• Your task
Collect every line of the records below that contains the word "JSON".

═════ Input data

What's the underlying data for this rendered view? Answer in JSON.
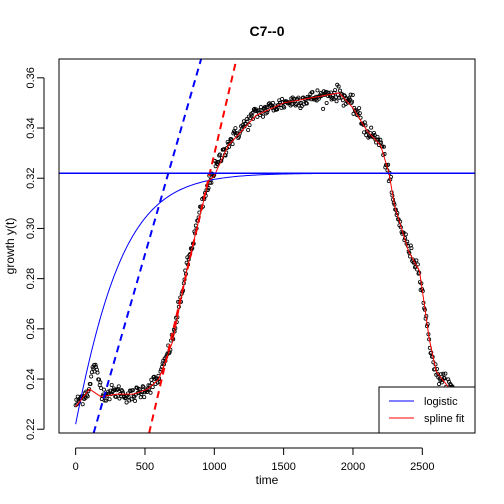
{
  "chart_data": {
    "type": "scatter",
    "title": "C7--0",
    "xlabel": "time",
    "ylabel": "growth y(t)",
    "xlim": [
      -120,
      2880
    ],
    "ylim": [
      0.2185,
      0.3675
    ],
    "x_ticks": [
      0,
      500,
      1000,
      1500,
      2000,
      2500
    ],
    "y_ticks": [
      0.22,
      0.24,
      0.26,
      0.28,
      0.3,
      0.32,
      0.34,
      0.36
    ],
    "observations": {
      "name": "data",
      "marker": "open-circle",
      "color": "#000000",
      "shape_points": [
        {
          "x": 0,
          "y": 0.23
        },
        {
          "x": 100,
          "y": 0.236
        },
        {
          "x": 130,
          "y": 0.246
        },
        {
          "x": 200,
          "y": 0.234
        },
        {
          "x": 300,
          "y": 0.235
        },
        {
          "x": 400,
          "y": 0.233
        },
        {
          "x": 500,
          "y": 0.236
        },
        {
          "x": 600,
          "y": 0.24
        },
        {
          "x": 700,
          "y": 0.256
        },
        {
          "x": 800,
          "y": 0.284
        },
        {
          "x": 900,
          "y": 0.307
        },
        {
          "x": 980,
          "y": 0.321
        },
        {
          "x": 1100,
          "y": 0.334
        },
        {
          "x": 1300,
          "y": 0.346
        },
        {
          "x": 1500,
          "y": 0.35
        },
        {
          "x": 1700,
          "y": 0.352
        },
        {
          "x": 1900,
          "y": 0.354
        },
        {
          "x": 2000,
          "y": 0.349
        },
        {
          "x": 2100,
          "y": 0.339
        },
        {
          "x": 2200,
          "y": 0.334
        },
        {
          "x": 2250,
          "y": 0.324
        },
        {
          "x": 2300,
          "y": 0.308
        },
        {
          "x": 2400,
          "y": 0.292
        },
        {
          "x": 2480,
          "y": 0.283
        },
        {
          "x": 2550,
          "y": 0.255
        },
        {
          "x": 2600,
          "y": 0.242
        },
        {
          "x": 2700,
          "y": 0.237
        },
        {
          "x": 2850,
          "y": 0.227
        }
      ],
      "noise_sd": 0.0015,
      "sample_count": 560
    },
    "series": [
      {
        "name": "logistic",
        "kind": "logistic",
        "color": "#0000ff",
        "style": "solid",
        "K": 0.322,
        "y0": 0.222,
        "mu": 0.00407,
        "x_start": 0,
        "x_end": 2880
      },
      {
        "name": "spline fit",
        "kind": "spline",
        "color": "#ff0000",
        "style": "solid",
        "points": [
          {
            "x": 0,
            "y": 0.229
          },
          {
            "x": 100,
            "y": 0.236
          },
          {
            "x": 180,
            "y": 0.233
          },
          {
            "x": 300,
            "y": 0.234
          },
          {
            "x": 420,
            "y": 0.234
          },
          {
            "x": 520,
            "y": 0.236
          },
          {
            "x": 600,
            "y": 0.24
          },
          {
            "x": 700,
            "y": 0.255
          },
          {
            "x": 800,
            "y": 0.283
          },
          {
            "x": 900,
            "y": 0.306
          },
          {
            "x": 960,
            "y": 0.319
          },
          {
            "x": 1000,
            "y": 0.321
          },
          {
            "x": 1100,
            "y": 0.333
          },
          {
            "x": 1300,
            "y": 0.345
          },
          {
            "x": 1500,
            "y": 0.35
          },
          {
            "x": 1700,
            "y": 0.352
          },
          {
            "x": 1900,
            "y": 0.354
          },
          {
            "x": 2000,
            "y": 0.348
          },
          {
            "x": 2100,
            "y": 0.339
          },
          {
            "x": 2200,
            "y": 0.333
          },
          {
            "x": 2260,
            "y": 0.322
          },
          {
            "x": 2300,
            "y": 0.309
          },
          {
            "x": 2400,
            "y": 0.291
          },
          {
            "x": 2480,
            "y": 0.283
          },
          {
            "x": 2550,
            "y": 0.256
          },
          {
            "x": 2600,
            "y": 0.243
          },
          {
            "x": 2700,
            "y": 0.236
          },
          {
            "x": 2880,
            "y": 0.226
          }
        ]
      },
      {
        "name": "logistic max slope",
        "kind": "line",
        "color": "#0000ff",
        "style": "dashed",
        "from": {
          "x": 130,
          "y": 0.2185
        },
        "to": {
          "x": 905,
          "y": 0.3675
        }
      },
      {
        "name": "spline max slope",
        "kind": "line",
        "color": "#ff0000",
        "style": "dashed",
        "from": {
          "x": 530,
          "y": 0.2185
        },
        "to": {
          "x": 1160,
          "y": 0.3675
        }
      },
      {
        "name": "logistic asymptote",
        "kind": "hline",
        "color": "#0000ff",
        "style": "solid",
        "y": 0.322
      }
    ],
    "legend": {
      "position": "bottom-right",
      "entries": [
        {
          "label": "logistic",
          "color": "#0000ff"
        },
        {
          "label": "spline fit",
          "color": "#ff0000"
        }
      ]
    }
  }
}
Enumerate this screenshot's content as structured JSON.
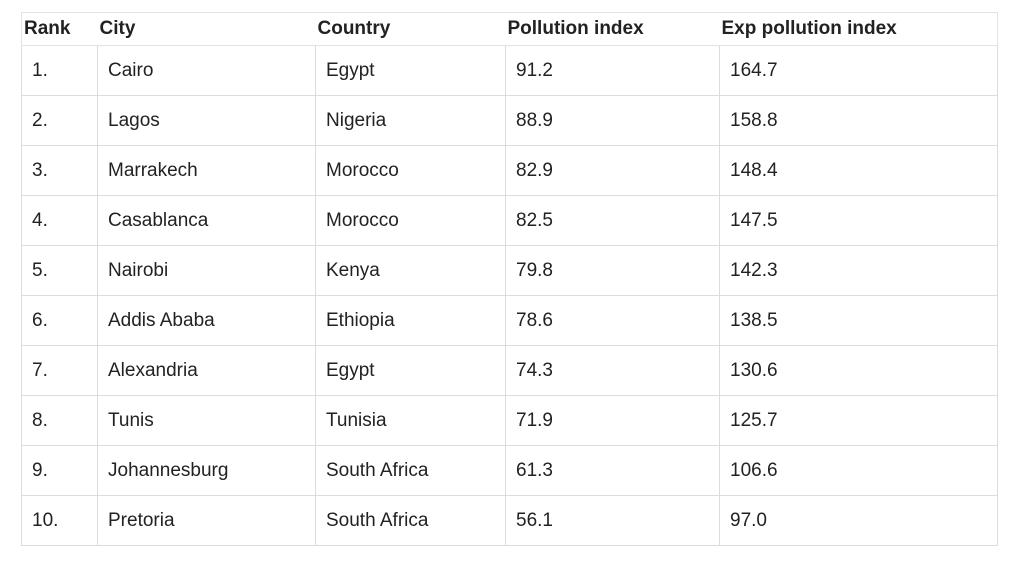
{
  "table": {
    "headers": [
      "Rank",
      "City",
      "Country",
      "Pollution index",
      "Exp pollution index"
    ],
    "rows": [
      [
        "1.",
        "Cairo",
        "Egypt",
        "91.2",
        "164.7"
      ],
      [
        "2.",
        "Lagos",
        "Nigeria",
        "88.9",
        "158.8"
      ],
      [
        "3.",
        "Marrakech",
        "Morocco",
        "82.9",
        "148.4"
      ],
      [
        "4.",
        "Casablanca",
        "Morocco",
        "82.5",
        "147.5"
      ],
      [
        "5.",
        "Nairobi",
        "Kenya",
        "79.8",
        "142.3"
      ],
      [
        "6.",
        "Addis Ababa",
        "Ethiopia",
        "78.6",
        "138.5"
      ],
      [
        "7.",
        "Alexandria",
        "Egypt",
        "74.3",
        "130.6"
      ],
      [
        "8.",
        "Tunis",
        "Tunisia",
        "71.9",
        "125.7"
      ],
      [
        "9.",
        "Johannesburg",
        "South Africa",
        "61.3",
        "106.6"
      ],
      [
        "10.",
        "Pretoria",
        "South Africa",
        "56.1",
        "97.0"
      ]
    ]
  }
}
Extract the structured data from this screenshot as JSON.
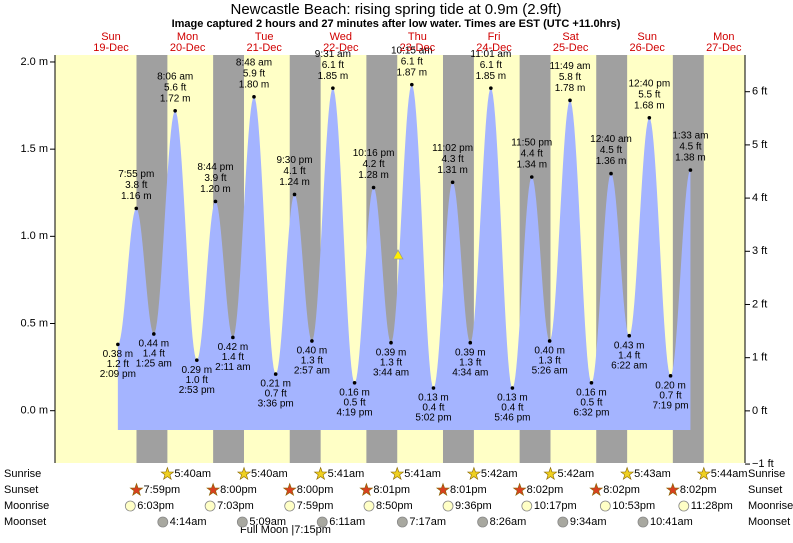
{
  "chart_data": {
    "type": "tide",
    "title": "Newcastle Beach: rising  spring tide at 0.9m (2.9ft)",
    "subtitle": "Image captured 2 hours and 27 minutes after low water. Times are EST (UTC +11.0hrs)",
    "day_names": [
      "Sun",
      "Mon",
      "Tue",
      "Wed",
      "Thu",
      "Fri",
      "Sat",
      "Sun",
      "Mon"
    ],
    "categories": [
      "19-Dec",
      "20-Dec",
      "21-Dec",
      "22-Dec",
      "23-Dec",
      "24-Dec",
      "25-Dec",
      "26-Dec",
      "27-Dec"
    ],
    "x": [
      "2:09 pm",
      "7:55 pm",
      "1:25 am",
      "8:06 am",
      "2:53 pm",
      "8:44 pm",
      "2:11 am",
      "8:48 am",
      "3:36 pm",
      "9:30 pm",
      "2:57 am",
      "9:31 am",
      "4:19 pm",
      "10:16 pm",
      "3:44 am",
      "10:15 am",
      "5:02 pm",
      "11:02 pm",
      "4:34 am",
      "11:01 am",
      "5:46 pm",
      "11:50 pm",
      "5:26 am",
      "11:49 am",
      "6:32 pm",
      "12:40 am",
      "6:22 am",
      "12:40 pm",
      "7:19 pm",
      "1:33 am"
    ],
    "values": [
      0.38,
      1.16,
      0.44,
      1.72,
      0.29,
      1.2,
      0.42,
      1.8,
      0.21,
      1.24,
      0.4,
      1.85,
      0.16,
      1.28,
      0.39,
      1.87,
      0.13,
      1.31,
      0.39,
      1.85,
      0.13,
      1.34,
      0.4,
      1.78,
      0.16,
      1.36,
      0.43,
      1.68,
      0.2,
      1.38
    ],
    "value_labels": [
      "0.38 m",
      "1.16 m",
      "0.44 m",
      "1.72 m",
      "0.29 m",
      "1.20 m",
      "0.42 m",
      "1.80 m",
      "0.21 m",
      "1.24 m",
      "0.40 m",
      "1.85 m",
      "0.16 m",
      "1.28 m",
      "0.39 m",
      "1.87 m",
      "0.13 m",
      "1.31 m",
      "0.39 m",
      "1.85 m",
      "0.13 m",
      "1.34 m",
      "0.40 m",
      "1.78 m",
      "0.16 m",
      "1.36 m",
      "0.43 m",
      "1.68 m",
      "0.20 m",
      "1.38 m"
    ],
    "ft_labels": [
      "1.2 ft",
      "3.8 ft",
      "1.4 ft",
      "5.6 ft",
      "1.0 ft",
      "3.9 ft",
      "1.4 ft",
      "5.9 ft",
      "0.7 ft",
      "4.1 ft",
      "1.3 ft",
      "6.1 ft",
      "0.5 ft",
      "4.2 ft",
      "1.3 ft",
      "6.1 ft",
      "0.4 ft",
      "4.3 ft",
      "1.3 ft",
      "6.1 ft",
      "0.4 ft",
      "4.4 ft",
      "1.3 ft",
      "5.8 ft",
      "0.5 ft",
      "4.5 ft",
      "1.4 ft",
      "5.5 ft",
      "0.7 ft",
      "4.5 ft"
    ],
    "color": "#a4b4ff",
    "ylim": [
      -0.3,
      2.04
    ],
    "yticks": [
      {
        "value": 0,
        "label": "0.0 m"
      },
      {
        "value": 0.5,
        "label": "0.5 m"
      },
      {
        "value": 1,
        "label": "1.0 m"
      },
      {
        "value": 1.5,
        "label": "1.5 m"
      },
      {
        "value": 2,
        "label": "2.0 m"
      }
    ],
    "y2lim": [
      -0.98,
      6.69
    ],
    "y2ticks": [
      {
        "value": -1,
        "label": "−1 ft"
      },
      {
        "value": 0,
        "label": "0 ft"
      },
      {
        "value": 1,
        "label": "1 ft"
      },
      {
        "value": 2,
        "label": "2 ft"
      },
      {
        "value": 3,
        "label": "3 ft"
      },
      {
        "value": 4,
        "label": "4 ft"
      },
      {
        "value": 5,
        "label": "5 ft"
      },
      {
        "value": 6,
        "label": "6 ft"
      }
    ],
    "rows": [
      "Sunrise",
      "Sunset",
      "Moonrise",
      "Moonset"
    ],
    "sunrise": [
      "5:40am",
      "5:40am",
      "5:41am",
      "5:41am",
      "5:42am",
      "5:42am",
      "5:43am",
      "5:44am"
    ],
    "sunset": [
      "7:59pm",
      "8:00pm",
      "8:00pm",
      "8:01pm",
      "8:01pm",
      "8:02pm",
      "8:02pm",
      "8:02pm"
    ],
    "moonrise": [
      "6:03pm",
      "7:03pm",
      "7:59pm",
      "8:50pm",
      "9:36pm",
      "10:17pm",
      "10:53pm",
      "11:28pm"
    ],
    "moonset": [
      "4:14am",
      "5:09am",
      "6:11am",
      "7:17am",
      "8:26am",
      "9:34am",
      "10:41am"
    ],
    "full_moon": "Full Moon |7:15pm"
  }
}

══════════

• Response below
What's the underlying data for this rendered view? Answer in JSON.
Enumerate this screenshot's content as structured JSON.
Extract the structured data from this screenshot as JSON.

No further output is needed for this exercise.